# [DIRECTION]
Transcribe the records that follow. Keep every word exactly, and drop the pictures.

Stored items:

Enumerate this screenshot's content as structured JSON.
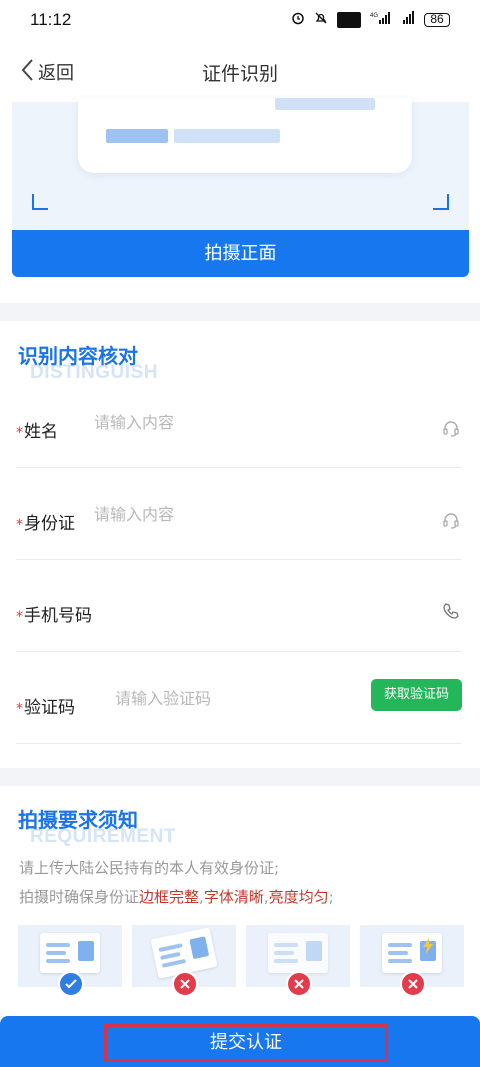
{
  "status_bar": {
    "time": "11:12",
    "network": "4G",
    "hd": "HD",
    "battery": "86"
  },
  "nav": {
    "back_label": "返回",
    "title": "证件识别"
  },
  "capture": {
    "button_label": "拍摄正面"
  },
  "verify_section": {
    "title": "识别内容核对",
    "bg_text": "DISTINGUISH",
    "fields": [
      {
        "label": "姓名",
        "placeholder": "请输入内容",
        "required": "*",
        "icon": "headset-icon"
      },
      {
        "label": "身份证",
        "placeholder": "请输入内容",
        "required": "*",
        "icon": "headset-icon"
      },
      {
        "label": "手机号码",
        "placeholder": "",
        "required": "*",
        "icon": "phone-icon"
      },
      {
        "label": "验证码",
        "placeholder": "请输入验证码",
        "required": "*",
        "button": "获取验证码"
      }
    ]
  },
  "requirement_section": {
    "title": "拍摄要求须知",
    "bg_text": "REQUIREMENT",
    "line1": "请上传大陆公民持有的本人有效身份证;",
    "line2_prefix": "拍摄时确保身份证",
    "line2_hl1": "边框完整",
    "line2_sep1": ",",
    "line2_hl2": "字体清晰",
    "line2_sep2": ",",
    "line2_hl3": "亮度均匀",
    "line2_suffix": ";",
    "samples": [
      "check-icon",
      "cross-icon",
      "cross-icon",
      "cross-icon"
    ]
  },
  "submit": {
    "label": "提交认证"
  },
  "colors": {
    "primary": "#1677ee",
    "success": "#24b75a",
    "danger": "#e23b4b",
    "required": "#e53935"
  }
}
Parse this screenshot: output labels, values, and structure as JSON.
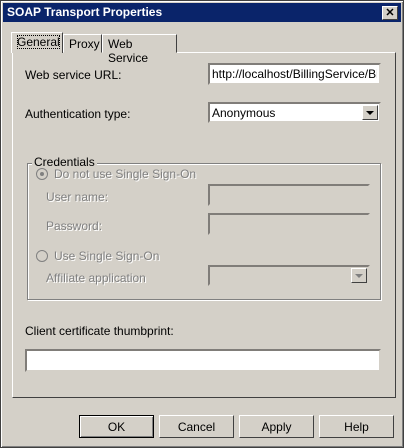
{
  "window": {
    "title": "SOAP Transport Properties",
    "close_glyph": "✕"
  },
  "tabs": [
    {
      "label": "General"
    },
    {
      "label": "Proxy"
    },
    {
      "label": "Web Service"
    }
  ],
  "general": {
    "url_label": "Web service URL:",
    "url_value": "http://localhost/BillingService/BillingService.asmx",
    "auth_label": "Authentication type:",
    "auth_value": "Anonymous",
    "credentials": {
      "title": "Credentials",
      "no_sso_label": "Do not use Single Sign-On",
      "user_name_label": "User name:",
      "password_label": "Password:",
      "use_sso_label": "Use Single Sign-On",
      "affiliate_label": "Affiliate application"
    },
    "thumbprint_label": "Client certificate thumbprint:",
    "thumbprint_value": ""
  },
  "buttons": {
    "ok": "OK",
    "cancel": "Cancel",
    "apply": "Apply",
    "help": "Help"
  }
}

# [RESPONSE TO THE EXERCISE]
Enumerate this screenshot's content as structured JSON.
{
  "status_bar": {
    "time": "11:12",
    "network": "4G",
    "hd": "HD",
    "battery": "86"
  },
  "nav": {
    "back_label": "返回",
    "title": "证件识别"
  },
  "capture": {
    "button_label": "拍摄正面"
  },
  "verify_section": {
    "title": "识别内容核对",
    "bg_text": "DISTINGUISH",
    "fields": [
      {
        "label": "姓名",
        "placeholder": "请输入内容",
        "required": "*",
        "icon": "headset-icon"
      },
      {
        "label": "身份证",
        "placeholder": "请输入内容",
        "required": "*",
        "icon": "headset-icon"
      },
      {
        "label": "手机号码",
        "placeholder": "",
        "required": "*",
        "icon": "phone-icon"
      },
      {
        "label": "验证码",
        "placeholder": "请输入验证码",
        "required": "*",
        "button": "获取验证码"
      }
    ]
  },
  "requirement_section": {
    "title": "拍摄要求须知",
    "bg_text": "REQUIREMENT",
    "line1": "请上传大陆公民持有的本人有效身份证;",
    "line2_prefix": "拍摄时确保身份证",
    "line2_hl1": "边框完整",
    "line2_sep1": ",",
    "line2_hl2": "字体清晰",
    "line2_sep2": ",",
    "line2_hl3": "亮度均匀",
    "line2_suffix": ";",
    "samples": [
      "check-icon",
      "cross-icon",
      "cross-icon",
      "cross-icon"
    ]
  },
  "submit": {
    "label": "提交认证"
  },
  "colors": {
    "primary": "#1677ee",
    "success": "#24b75a",
    "danger": "#e23b4b",
    "required": "#e53935"
  }
}
Parse this screenshot: output labels, values, and structure as JSON.
{
  "window": {
    "title": "SOAP Transport Properties",
    "close_glyph": "✕"
  },
  "tabs": [
    {
      "label": "General"
    },
    {
      "label": "Proxy"
    },
    {
      "label": "Web Service"
    }
  ],
  "general": {
    "url_label": "Web service URL:",
    "url_value": "http://localhost/BillingService/BillingService.asmx",
    "auth_label": "Authentication type:",
    "auth_value": "Anonymous",
    "credentials": {
      "title": "Credentials",
      "no_sso_label": "Do not use Single Sign-On",
      "user_name_label": "User name:",
      "password_label": "Password:",
      "use_sso_label": "Use Single Sign-On",
      "affiliate_label": "Affiliate application"
    },
    "thumbprint_label": "Client certificate thumbprint:",
    "thumbprint_value": ""
  },
  "buttons": {
    "ok": "OK",
    "cancel": "Cancel",
    "apply": "Apply",
    "help": "Help"
  }
}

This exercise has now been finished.